Below is some material; set it all down exactly, apart from the pictures.

[Saved entries]
/---

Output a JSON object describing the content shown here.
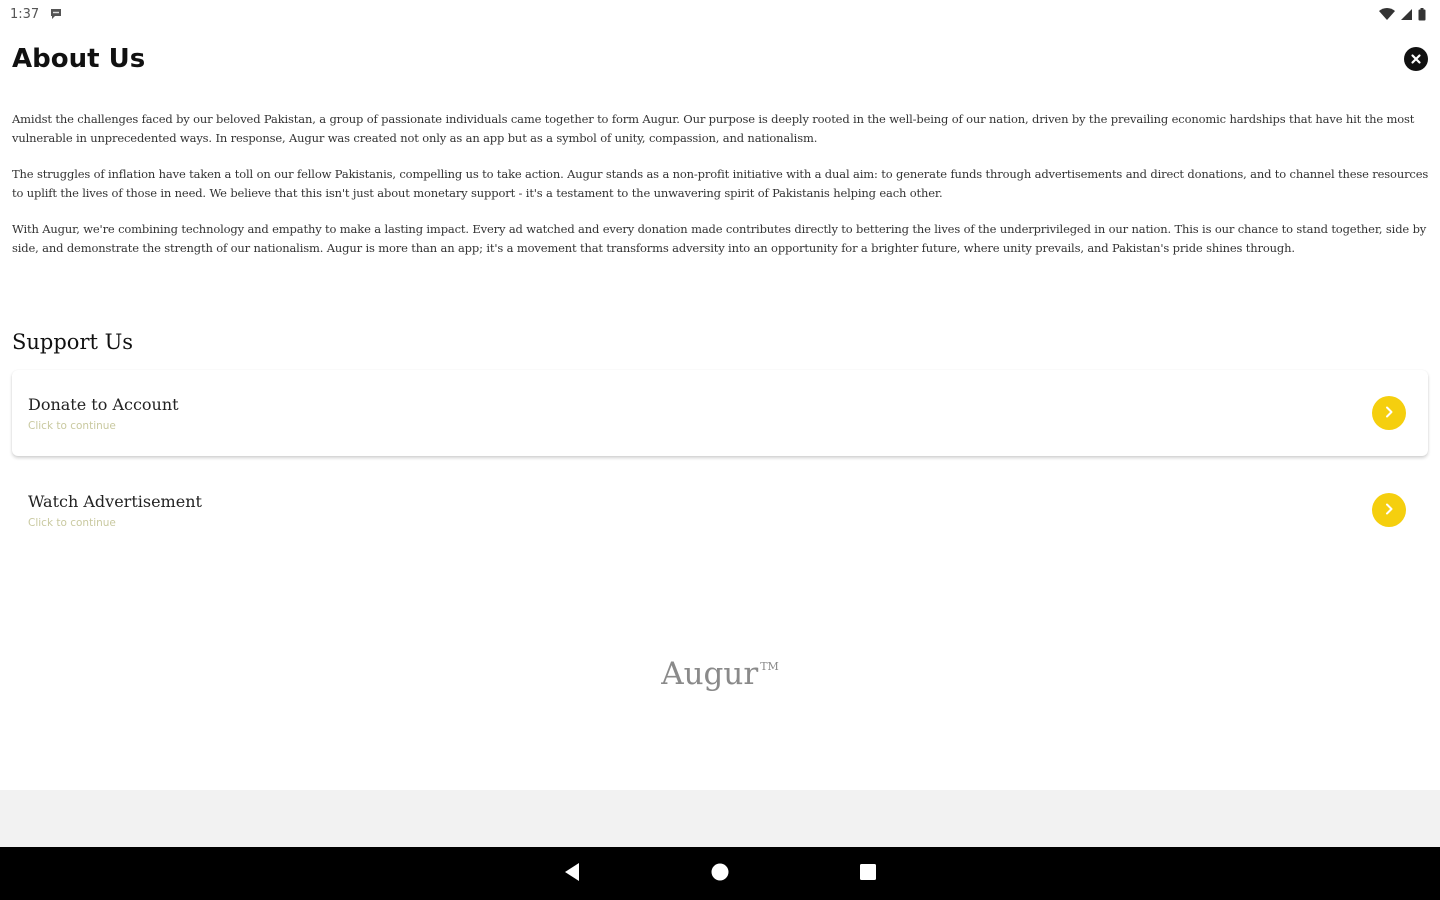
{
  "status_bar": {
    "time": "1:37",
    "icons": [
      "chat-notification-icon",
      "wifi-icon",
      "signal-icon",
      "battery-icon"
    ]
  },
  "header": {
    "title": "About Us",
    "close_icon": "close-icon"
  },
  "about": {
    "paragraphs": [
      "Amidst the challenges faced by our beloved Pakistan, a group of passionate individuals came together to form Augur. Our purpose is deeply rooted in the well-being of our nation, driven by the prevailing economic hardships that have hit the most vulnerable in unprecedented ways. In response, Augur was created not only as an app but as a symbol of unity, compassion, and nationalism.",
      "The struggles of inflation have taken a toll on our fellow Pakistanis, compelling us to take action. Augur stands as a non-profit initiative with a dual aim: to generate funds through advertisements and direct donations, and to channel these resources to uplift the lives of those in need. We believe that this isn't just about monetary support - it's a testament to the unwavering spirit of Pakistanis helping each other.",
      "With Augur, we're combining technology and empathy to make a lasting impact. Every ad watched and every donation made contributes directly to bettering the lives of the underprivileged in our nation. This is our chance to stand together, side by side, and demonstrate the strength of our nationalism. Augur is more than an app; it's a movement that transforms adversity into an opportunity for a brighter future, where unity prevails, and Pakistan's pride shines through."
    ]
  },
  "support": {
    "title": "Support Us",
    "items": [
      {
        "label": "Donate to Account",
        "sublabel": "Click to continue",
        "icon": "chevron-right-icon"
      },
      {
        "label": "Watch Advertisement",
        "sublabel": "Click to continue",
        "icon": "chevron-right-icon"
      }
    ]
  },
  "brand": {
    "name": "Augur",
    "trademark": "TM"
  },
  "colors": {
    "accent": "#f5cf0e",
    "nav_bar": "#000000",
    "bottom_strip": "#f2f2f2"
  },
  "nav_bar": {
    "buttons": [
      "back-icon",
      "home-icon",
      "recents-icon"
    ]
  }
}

\---

[THE ANSWER]:
Output a JSON object describing the content shown here.
{
  "status_bar": {
    "time": "1:37",
    "icons": [
      "chat-notification-icon",
      "wifi-icon",
      "signal-icon",
      "battery-icon"
    ]
  },
  "header": {
    "title": "About Us",
    "close_icon": "close-icon"
  },
  "about": {
    "paragraphs": [
      "Amidst the challenges faced by our beloved Pakistan, a group of passionate individuals came together to form Augur. Our purpose is deeply rooted in the well-being of our nation, driven by the prevailing economic hardships that have hit the most vulnerable in unprecedented ways. In response, Augur was created not only as an app but as a symbol of unity, compassion, and nationalism.",
      "The struggles of inflation have taken a toll on our fellow Pakistanis, compelling us to take action. Augur stands as a non-profit initiative with a dual aim: to generate funds through advertisements and direct donations, and to channel these resources to uplift the lives of those in need. We believe that this isn't just about monetary support - it's a testament to the unwavering spirit of Pakistanis helping each other.",
      "With Augur, we're combining technology and empathy to make a lasting impact. Every ad watched and every donation made contributes directly to bettering the lives of the underprivileged in our nation. This is our chance to stand together, side by side, and demonstrate the strength of our nationalism. Augur is more than an app; it's a movement that transforms adversity into an opportunity for a brighter future, where unity prevails, and Pakistan's pride shines through."
    ]
  },
  "support": {
    "title": "Support Us",
    "items": [
      {
        "label": "Donate to Account",
        "sublabel": "Click to continue",
        "icon": "chevron-right-icon"
      },
      {
        "label": "Watch Advertisement",
        "sublabel": "Click to continue",
        "icon": "chevron-right-icon"
      }
    ]
  },
  "brand": {
    "name": "Augur",
    "trademark": "TM"
  },
  "colors": {
    "accent": "#f5cf0e",
    "nav_bar": "#000000",
    "bottom_strip": "#f2f2f2"
  },
  "nav_bar": {
    "buttons": [
      "back-icon",
      "home-icon",
      "recents-icon"
    ]
  }
}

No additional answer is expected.